**Task directions:** Extract the complete listing and output it unchanged.

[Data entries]
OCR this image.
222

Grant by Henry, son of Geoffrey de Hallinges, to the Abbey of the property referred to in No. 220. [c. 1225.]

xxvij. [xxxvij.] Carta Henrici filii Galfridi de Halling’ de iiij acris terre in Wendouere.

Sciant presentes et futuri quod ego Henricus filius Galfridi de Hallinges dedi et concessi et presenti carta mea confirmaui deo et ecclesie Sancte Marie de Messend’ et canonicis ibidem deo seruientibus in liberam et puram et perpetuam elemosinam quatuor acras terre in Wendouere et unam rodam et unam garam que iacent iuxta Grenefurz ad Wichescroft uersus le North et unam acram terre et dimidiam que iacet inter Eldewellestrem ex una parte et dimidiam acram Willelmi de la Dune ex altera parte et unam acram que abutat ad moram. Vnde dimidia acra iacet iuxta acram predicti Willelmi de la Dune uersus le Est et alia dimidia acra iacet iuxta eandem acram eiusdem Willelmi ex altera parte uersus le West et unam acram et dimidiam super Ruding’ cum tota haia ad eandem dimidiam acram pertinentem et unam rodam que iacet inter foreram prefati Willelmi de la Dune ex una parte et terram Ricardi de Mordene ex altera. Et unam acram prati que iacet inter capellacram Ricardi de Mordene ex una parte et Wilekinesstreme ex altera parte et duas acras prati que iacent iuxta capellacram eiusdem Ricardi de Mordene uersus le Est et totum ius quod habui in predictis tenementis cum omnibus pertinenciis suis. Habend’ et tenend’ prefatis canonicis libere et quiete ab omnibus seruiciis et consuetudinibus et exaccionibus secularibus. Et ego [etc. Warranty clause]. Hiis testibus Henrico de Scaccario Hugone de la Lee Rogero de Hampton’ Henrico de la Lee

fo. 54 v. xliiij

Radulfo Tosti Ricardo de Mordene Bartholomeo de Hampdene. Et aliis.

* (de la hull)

**The reply:**
OCR this image.
222

Grant by Henry, son of Geoffrey de Hallinges, to the Abbey of the property referred to in No. 220. [c. 1225.]

xxvij. [xxxvij.] Carta Henrici filii Galfridi de Halling’ de iiij acris terre in Wendouere.

Sciant presentes et futuri quod ego Henricus filius Galfridi de Hallinges dedi et concessi et presenti carta mea confirmaui deo et ecclesie Sancte Marie de Messend’ et canonicis ibidem deo seruientibus in liberam et puram et perpetuam elemosinam quatuor acras terre in Wendouere et unam rodam et unam garam que iacent iuxta Grenefurz ad Wichescroft uersus le North et unam acram terre et dimidiam que iacet inter Eldewellestrem ex una parte et dimidiam acram Willelmi de la Dune ex altera parte et unam acram que abutat ad moram. Vnde dimidia acra iacet iuxta acram predicti Willelmi de la Dune uersus le Est et alia dimidia acra iacet iuxta eandem acram eiusdem Willelmi ex altera parte uersus le West et unam acram et dimidiam super Ruding’ cum tota haia ad eandem dimidiam acram pertinentem et unam rodam que iacet inter foreram prefati Willelmi de la Dune ex una parte et terram Ricardi de Mordene ex altera. Et unam acram prati que iacet inter capellacram Ricardi de Mordene ex una parte et Wilekinesstreme ex altera parte et duas acras prati que iacent iuxta capellacram eiusdem Ricardi de Mordene uersus le Est et totum ius quod habui in predictis tenementis cum omnibus pertinenciis suis. Habend’ et tenend’ prefatis canonicis libere et quiete ab omnibus seruiciis et consuetudinibus et exaccionibus secularibus. Et ego [etc. Warranty clause]. Hiis testibus Henrico de Scaccario Hugone de la Lee Rogero de Hampton’ Henrico de la Lee

fo. 54 v. xliiij

Radulfo Tosti Ricardo de Mordene Bartholomeo de Hampdene. Et aliis.

* (de la hull)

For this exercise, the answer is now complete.